(TASK PROMPT): Write out each record again exactly as it stands.

(DATA EXTRACT):

-- -- --

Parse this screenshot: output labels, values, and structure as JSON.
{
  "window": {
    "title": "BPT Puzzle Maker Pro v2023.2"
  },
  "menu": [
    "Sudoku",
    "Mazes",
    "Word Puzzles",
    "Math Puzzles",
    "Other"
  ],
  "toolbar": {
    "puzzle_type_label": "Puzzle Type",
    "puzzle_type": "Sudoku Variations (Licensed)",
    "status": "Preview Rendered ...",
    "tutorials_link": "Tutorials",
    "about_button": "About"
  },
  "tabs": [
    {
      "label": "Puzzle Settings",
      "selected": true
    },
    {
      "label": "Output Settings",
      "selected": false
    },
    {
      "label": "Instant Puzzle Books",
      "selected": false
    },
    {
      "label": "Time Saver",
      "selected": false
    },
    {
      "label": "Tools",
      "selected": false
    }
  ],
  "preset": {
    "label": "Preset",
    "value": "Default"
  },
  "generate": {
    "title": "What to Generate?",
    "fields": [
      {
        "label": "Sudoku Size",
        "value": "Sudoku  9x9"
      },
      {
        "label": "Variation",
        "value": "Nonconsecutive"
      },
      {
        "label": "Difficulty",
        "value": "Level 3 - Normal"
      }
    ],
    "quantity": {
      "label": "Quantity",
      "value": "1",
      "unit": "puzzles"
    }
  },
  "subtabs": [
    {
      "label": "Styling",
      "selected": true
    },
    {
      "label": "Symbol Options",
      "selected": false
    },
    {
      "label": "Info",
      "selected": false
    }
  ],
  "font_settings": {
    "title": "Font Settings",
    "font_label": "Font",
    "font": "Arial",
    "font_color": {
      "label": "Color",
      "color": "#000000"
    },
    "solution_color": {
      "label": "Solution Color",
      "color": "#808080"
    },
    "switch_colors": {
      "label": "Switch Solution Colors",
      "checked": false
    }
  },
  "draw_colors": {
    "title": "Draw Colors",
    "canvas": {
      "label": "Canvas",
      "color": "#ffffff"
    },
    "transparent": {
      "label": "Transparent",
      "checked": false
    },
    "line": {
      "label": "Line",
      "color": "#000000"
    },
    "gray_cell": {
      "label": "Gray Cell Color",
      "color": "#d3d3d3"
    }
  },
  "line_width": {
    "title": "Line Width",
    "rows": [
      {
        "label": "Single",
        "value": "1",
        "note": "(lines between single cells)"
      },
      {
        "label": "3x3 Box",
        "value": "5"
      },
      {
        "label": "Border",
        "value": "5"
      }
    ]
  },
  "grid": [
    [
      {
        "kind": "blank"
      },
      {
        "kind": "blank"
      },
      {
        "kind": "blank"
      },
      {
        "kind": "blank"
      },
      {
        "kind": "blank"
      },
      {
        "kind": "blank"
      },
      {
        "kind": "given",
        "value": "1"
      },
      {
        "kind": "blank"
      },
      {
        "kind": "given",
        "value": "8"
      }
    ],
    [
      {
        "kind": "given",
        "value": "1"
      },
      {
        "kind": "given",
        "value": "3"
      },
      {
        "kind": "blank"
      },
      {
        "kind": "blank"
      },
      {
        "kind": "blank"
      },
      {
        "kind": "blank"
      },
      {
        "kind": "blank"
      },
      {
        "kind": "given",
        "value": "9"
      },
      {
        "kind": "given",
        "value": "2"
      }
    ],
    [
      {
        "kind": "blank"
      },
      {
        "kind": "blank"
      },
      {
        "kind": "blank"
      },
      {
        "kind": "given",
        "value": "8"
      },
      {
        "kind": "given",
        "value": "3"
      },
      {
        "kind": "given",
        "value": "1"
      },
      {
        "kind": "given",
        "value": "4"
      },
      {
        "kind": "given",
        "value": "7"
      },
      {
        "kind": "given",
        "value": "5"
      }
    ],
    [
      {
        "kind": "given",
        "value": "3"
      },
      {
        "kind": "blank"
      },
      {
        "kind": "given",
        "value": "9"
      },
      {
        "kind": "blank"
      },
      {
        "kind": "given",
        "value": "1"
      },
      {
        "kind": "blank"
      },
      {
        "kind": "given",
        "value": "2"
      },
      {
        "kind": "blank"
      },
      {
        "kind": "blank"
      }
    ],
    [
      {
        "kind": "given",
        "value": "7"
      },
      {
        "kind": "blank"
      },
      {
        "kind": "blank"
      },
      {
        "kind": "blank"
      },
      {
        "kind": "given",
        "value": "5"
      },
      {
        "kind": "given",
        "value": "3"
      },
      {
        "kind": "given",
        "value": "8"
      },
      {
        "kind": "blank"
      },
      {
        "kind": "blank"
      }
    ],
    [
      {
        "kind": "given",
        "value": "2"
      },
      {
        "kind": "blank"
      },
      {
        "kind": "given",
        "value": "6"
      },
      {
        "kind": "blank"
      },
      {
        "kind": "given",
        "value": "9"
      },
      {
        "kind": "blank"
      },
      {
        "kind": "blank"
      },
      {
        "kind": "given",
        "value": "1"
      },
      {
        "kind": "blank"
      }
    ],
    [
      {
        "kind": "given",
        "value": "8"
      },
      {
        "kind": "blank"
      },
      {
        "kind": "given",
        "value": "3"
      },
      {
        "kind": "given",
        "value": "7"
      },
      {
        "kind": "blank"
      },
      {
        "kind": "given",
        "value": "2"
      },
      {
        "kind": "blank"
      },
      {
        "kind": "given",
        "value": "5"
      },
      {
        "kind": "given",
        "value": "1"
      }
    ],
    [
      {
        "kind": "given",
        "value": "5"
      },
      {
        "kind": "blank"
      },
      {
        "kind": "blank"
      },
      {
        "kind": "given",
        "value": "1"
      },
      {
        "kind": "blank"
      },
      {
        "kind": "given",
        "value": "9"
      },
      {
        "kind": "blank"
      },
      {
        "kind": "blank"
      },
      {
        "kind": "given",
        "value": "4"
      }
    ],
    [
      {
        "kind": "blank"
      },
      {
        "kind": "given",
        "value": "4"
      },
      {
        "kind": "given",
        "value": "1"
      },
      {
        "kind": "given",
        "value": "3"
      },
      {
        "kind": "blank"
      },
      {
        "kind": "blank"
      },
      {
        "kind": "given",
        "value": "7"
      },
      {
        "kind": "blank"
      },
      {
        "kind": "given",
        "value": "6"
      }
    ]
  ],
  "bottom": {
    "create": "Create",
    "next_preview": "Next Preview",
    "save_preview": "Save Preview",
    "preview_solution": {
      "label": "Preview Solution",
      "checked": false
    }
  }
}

-- -- --

(ANSWER SECTION):
Parse this screenshot: output labels, values, and structure as JSON.
{
  "window": {
    "title": "BPT Puzzle Maker Pro v2023.2"
  },
  "menu": [
    "Sudoku",
    "Mazes",
    "Word Puzzles",
    "Math Puzzles",
    "Other"
  ],
  "toolbar": {
    "puzzle_type_label": "Puzzle Type",
    "puzzle_type": "Sudoku Variations (Licensed)",
    "status": "Preview Rendered ...",
    "tutorials_link": "Tutorials",
    "about_button": "About"
  },
  "tabs": [
    {
      "label": "Puzzle Settings",
      "selected": true
    },
    {
      "label": "Output Settings",
      "selected": false
    },
    {
      "label": "Instant Puzzle Books",
      "selected": false
    },
    {
      "label": "Time Saver",
      "selected": false
    },
    {
      "label": "Tools",
      "selected": false
    }
  ],
  "preset": {
    "label": "Preset",
    "value": "Default"
  },
  "generate": {
    "title": "What to Generate?",
    "fields": [
      {
        "label": "Sudoku Size",
        "value": "Sudoku  9x9"
      },
      {
        "label": "Variation",
        "value": "Nonconsecutive"
      },
      {
        "label": "Difficulty",
        "value": "Level 3 - Normal"
      }
    ],
    "quantity": {
      "label": "Quantity",
      "value": "1",
      "unit": "puzzles"
    }
  },
  "subtabs": [
    {
      "label": "Styling",
      "selected": true
    },
    {
      "label": "Symbol Options",
      "selected": false
    },
    {
      "label": "Info",
      "selected": false
    }
  ],
  "font_settings": {
    "title": "Font Settings",
    "font_label": "Font",
    "font": "Arial",
    "font_color": {
      "label": "Color",
      "color": "#000000"
    },
    "solution_color": {
      "label": "Solution Color",
      "color": "#808080"
    },
    "switch_colors": {
      "label": "Switch Solution Colors",
      "checked": false
    }
  },
  "draw_colors": {
    "title": "Draw Colors",
    "canvas": {
      "label": "Canvas",
      "color": "#ffffff"
    },
    "transparent": {
      "label": "Transparent",
      "checked": false
    },
    "line": {
      "label": "Line",
      "color": "#000000"
    },
    "gray_cell": {
      "label": "Gray Cell Color",
      "color": "#d3d3d3"
    }
  },
  "line_width": {
    "title": "Line Width",
    "rows": [
      {
        "label": "Single",
        "value": "1",
        "note": "(lines between single cells)"
      },
      {
        "label": "3x3 Box",
        "value": "5"
      },
      {
        "label": "Border",
        "value": "5"
      }
    ]
  },
  "grid": [
    [
      {
        "kind": "blank"
      },
      {
        "kind": "blank"
      },
      {
        "kind": "blank"
      },
      {
        "kind": "blank"
      },
      {
        "kind": "blank"
      },
      {
        "kind": "blank"
      },
      {
        "kind": "given",
        "value": "1"
      },
      {
        "kind": "blank"
      },
      {
        "kind": "given",
        "value": "8"
      }
    ],
    [
      {
        "kind": "given",
        "value": "1"
      },
      {
        "kind": "given",
        "value": "3"
      },
      {
        "kind": "blank"
      },
      {
        "kind": "blank"
      },
      {
        "kind": "blank"
      },
      {
        "kind": "blank"
      },
      {
        "kind": "blank"
      },
      {
        "kind": "given",
        "value": "9"
      },
      {
        "kind": "given",
        "value": "2"
      }
    ],
    [
      {
        "kind": "blank"
      },
      {
        "kind": "blank"
      },
      {
        "kind": "blank"
      },
      {
        "kind": "given",
        "value": "8"
      },
      {
        "kind": "given",
        "value": "3"
      },
      {
        "kind": "given",
        "value": "1"
      },
      {
        "kind": "given",
        "value": "4"
      },
      {
        "kind": "given",
        "value": "7"
      },
      {
        "kind": "given",
        "value": "5"
      }
    ],
    [
      {
        "kind": "given",
        "value": "3"
      },
      {
        "kind": "blank"
      },
      {
        "kind": "given",
        "value": "9"
      },
      {
        "kind": "blank"
      },
      {
        "kind": "given",
        "value": "1"
      },
      {
        "kind": "blank"
      },
      {
        "kind": "given",
        "value": "2"
      },
      {
        "kind": "blank"
      },
      {
        "kind": "blank"
      }
    ],
    [
      {
        "kind": "given",
        "value": "7"
      },
      {
        "kind": "blank"
      },
      {
        "kind": "blank"
      },
      {
        "kind": "blank"
      },
      {
        "kind": "given",
        "value": "5"
      },
      {
        "kind": "given",
        "value": "3"
      },
      {
        "kind": "given",
        "value": "8"
      },
      {
        "kind": "blank"
      },
      {
        "kind": "blank"
      }
    ],
    [
      {
        "kind": "given",
        "value": "2"
      },
      {
        "kind": "blank"
      },
      {
        "kind": "given",
        "value": "6"
      },
      {
        "kind": "blank"
      },
      {
        "kind": "given",
        "value": "9"
      },
      {
        "kind": "blank"
      },
      {
        "kind": "blank"
      },
      {
        "kind": "given",
        "value": "1"
      },
      {
        "kind": "blank"
      }
    ],
    [
      {
        "kind": "given",
        "value": "8"
      },
      {
        "kind": "blank"
      },
      {
        "kind": "given",
        "value": "3"
      },
      {
        "kind": "given",
        "value": "7"
      },
      {
        "kind": "blank"
      },
      {
        "kind": "given",
        "value": "2"
      },
      {
        "kind": "blank"
      },
      {
        "kind": "given",
        "value": "5"
      },
      {
        "kind": "given",
        "value": "1"
      }
    ],
    [
      {
        "kind": "given",
        "value": "5"
      },
      {
        "kind": "blank"
      },
      {
        "kind": "blank"
      },
      {
        "kind": "given",
        "value": "1"
      },
      {
        "kind": "blank"
      },
      {
        "kind": "given",
        "value": "9"
      },
      {
        "kind": "blank"
      },
      {
        "kind": "blank"
      },
      {
        "kind": "given",
        "value": "4"
      }
    ],
    [
      {
        "kind": "blank"
      },
      {
        "kind": "given",
        "value": "4"
      },
      {
        "kind": "given",
        "value": "1"
      },
      {
        "kind": "given",
        "value": "3"
      },
      {
        "kind": "blank"
      },
      {
        "kind": "blank"
      },
      {
        "kind": "given",
        "value": "7"
      },
      {
        "kind": "blank"
      },
      {
        "kind": "given",
        "value": "6"
      }
    ]
  ],
  "bottom": {
    "create": "Create",
    "next_preview": "Next Preview",
    "save_preview": "Save Preview",
    "preview_solution": {
      "label": "Preview Solution",
      "checked": false
    }
  }
}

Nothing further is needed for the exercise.